*Records shown*
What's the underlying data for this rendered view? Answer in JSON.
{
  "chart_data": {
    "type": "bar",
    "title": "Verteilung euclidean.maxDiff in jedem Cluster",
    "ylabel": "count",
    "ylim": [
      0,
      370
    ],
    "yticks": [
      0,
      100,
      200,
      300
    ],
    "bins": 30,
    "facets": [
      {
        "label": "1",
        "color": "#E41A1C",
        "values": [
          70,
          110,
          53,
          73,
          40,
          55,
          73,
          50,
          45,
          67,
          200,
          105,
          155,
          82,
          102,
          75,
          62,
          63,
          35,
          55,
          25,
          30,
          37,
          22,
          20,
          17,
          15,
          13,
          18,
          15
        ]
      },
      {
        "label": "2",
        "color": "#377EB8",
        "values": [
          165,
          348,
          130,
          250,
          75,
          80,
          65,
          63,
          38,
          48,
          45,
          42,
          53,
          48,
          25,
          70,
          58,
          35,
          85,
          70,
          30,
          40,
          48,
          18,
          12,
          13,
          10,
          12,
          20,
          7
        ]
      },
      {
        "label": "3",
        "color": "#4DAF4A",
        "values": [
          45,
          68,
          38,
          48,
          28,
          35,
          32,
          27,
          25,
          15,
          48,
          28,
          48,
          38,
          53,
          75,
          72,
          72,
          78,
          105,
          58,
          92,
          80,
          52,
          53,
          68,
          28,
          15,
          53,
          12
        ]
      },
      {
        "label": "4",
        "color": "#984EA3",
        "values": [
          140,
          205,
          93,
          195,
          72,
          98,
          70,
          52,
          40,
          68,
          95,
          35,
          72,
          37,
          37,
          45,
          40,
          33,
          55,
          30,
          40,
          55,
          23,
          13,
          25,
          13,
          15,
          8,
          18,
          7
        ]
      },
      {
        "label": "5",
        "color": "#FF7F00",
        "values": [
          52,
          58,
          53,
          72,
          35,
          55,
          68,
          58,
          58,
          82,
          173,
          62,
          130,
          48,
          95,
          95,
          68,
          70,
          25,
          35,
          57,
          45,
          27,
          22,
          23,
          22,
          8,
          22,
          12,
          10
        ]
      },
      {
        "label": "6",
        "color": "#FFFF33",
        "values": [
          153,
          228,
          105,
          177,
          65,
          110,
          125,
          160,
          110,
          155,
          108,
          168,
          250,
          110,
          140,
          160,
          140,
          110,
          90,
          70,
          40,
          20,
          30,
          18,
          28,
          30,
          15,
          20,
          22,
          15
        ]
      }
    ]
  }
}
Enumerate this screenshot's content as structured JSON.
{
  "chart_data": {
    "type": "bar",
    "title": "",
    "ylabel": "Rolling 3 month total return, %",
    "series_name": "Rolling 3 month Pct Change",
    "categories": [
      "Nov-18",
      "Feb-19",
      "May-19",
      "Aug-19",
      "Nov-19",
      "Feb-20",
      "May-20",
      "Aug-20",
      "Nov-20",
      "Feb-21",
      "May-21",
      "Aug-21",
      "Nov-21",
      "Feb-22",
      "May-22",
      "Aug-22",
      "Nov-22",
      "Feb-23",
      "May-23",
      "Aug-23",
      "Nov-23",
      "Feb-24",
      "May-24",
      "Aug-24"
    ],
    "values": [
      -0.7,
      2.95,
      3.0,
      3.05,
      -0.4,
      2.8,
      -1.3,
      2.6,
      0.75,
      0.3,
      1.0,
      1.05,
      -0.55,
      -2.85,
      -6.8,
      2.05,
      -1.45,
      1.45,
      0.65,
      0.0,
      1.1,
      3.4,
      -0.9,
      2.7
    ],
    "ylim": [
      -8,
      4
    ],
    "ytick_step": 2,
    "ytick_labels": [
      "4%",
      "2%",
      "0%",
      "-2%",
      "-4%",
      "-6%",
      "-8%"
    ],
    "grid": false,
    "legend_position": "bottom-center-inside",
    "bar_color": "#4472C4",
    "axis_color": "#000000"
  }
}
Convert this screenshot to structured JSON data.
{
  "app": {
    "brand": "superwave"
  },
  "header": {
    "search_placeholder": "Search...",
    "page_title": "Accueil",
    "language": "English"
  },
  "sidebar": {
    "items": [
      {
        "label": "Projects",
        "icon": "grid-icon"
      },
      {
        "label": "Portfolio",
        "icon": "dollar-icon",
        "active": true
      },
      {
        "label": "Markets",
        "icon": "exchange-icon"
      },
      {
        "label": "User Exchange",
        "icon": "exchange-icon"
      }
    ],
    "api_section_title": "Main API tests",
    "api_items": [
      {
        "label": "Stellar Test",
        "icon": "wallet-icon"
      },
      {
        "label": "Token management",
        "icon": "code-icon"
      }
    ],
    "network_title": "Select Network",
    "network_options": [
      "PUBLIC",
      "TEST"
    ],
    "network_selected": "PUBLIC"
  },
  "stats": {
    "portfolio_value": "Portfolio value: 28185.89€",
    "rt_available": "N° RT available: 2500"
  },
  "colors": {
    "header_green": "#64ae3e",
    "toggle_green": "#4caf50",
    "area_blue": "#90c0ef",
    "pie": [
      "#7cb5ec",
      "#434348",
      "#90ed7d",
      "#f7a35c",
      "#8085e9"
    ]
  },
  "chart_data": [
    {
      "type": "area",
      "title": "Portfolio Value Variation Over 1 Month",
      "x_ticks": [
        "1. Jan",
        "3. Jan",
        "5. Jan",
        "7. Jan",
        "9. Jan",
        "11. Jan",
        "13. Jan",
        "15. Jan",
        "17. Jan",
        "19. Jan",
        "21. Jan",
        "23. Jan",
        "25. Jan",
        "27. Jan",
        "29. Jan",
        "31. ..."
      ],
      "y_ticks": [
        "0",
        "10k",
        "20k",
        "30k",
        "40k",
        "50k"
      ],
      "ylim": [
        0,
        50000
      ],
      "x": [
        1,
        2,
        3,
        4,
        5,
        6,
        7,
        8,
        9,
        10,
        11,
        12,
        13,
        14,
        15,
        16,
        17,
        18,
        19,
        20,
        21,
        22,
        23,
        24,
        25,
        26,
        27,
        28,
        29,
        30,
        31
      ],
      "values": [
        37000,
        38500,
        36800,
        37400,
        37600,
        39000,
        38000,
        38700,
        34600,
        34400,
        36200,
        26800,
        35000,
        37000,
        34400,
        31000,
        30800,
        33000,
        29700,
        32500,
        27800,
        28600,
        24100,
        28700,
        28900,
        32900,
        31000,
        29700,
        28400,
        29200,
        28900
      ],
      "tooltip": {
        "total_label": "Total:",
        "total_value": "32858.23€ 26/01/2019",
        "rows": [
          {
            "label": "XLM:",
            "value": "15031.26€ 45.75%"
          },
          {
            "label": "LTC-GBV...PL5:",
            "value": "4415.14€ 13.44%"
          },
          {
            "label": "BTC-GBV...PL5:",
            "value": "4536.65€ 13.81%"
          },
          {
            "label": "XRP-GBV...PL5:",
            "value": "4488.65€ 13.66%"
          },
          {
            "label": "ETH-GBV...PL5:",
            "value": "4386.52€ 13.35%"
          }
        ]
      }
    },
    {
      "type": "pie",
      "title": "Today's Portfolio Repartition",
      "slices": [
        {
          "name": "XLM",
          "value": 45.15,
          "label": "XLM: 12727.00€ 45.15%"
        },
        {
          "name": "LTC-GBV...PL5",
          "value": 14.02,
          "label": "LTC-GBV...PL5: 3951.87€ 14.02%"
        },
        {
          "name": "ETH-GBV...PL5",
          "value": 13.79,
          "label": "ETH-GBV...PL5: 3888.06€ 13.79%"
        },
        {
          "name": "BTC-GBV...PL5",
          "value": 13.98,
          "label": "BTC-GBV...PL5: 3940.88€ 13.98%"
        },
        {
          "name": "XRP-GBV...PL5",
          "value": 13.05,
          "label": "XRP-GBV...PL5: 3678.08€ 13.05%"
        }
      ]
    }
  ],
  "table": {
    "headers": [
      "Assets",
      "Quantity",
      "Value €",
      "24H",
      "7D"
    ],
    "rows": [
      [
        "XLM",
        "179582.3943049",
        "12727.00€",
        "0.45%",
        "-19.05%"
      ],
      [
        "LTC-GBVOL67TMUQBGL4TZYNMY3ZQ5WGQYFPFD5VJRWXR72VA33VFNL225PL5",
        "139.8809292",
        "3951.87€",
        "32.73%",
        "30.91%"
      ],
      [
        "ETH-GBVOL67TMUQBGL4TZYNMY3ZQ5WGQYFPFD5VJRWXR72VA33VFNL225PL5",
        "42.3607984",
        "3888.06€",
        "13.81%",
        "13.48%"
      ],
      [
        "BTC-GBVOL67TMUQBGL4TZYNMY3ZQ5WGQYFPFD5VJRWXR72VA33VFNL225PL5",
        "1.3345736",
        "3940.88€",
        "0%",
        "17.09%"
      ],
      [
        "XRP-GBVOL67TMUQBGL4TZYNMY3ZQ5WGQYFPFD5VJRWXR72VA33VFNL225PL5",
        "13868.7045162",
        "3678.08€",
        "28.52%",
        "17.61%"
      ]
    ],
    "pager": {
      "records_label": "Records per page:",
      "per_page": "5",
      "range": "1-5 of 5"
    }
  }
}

*Exercise instructions*
Identify the lines in the entries above that contain "Rolling", then copy them out.

*Solved problem*
    "ylabel": "Rolling 3 month total return, %",
    "series_name": "Rolling 3 month Pct Change",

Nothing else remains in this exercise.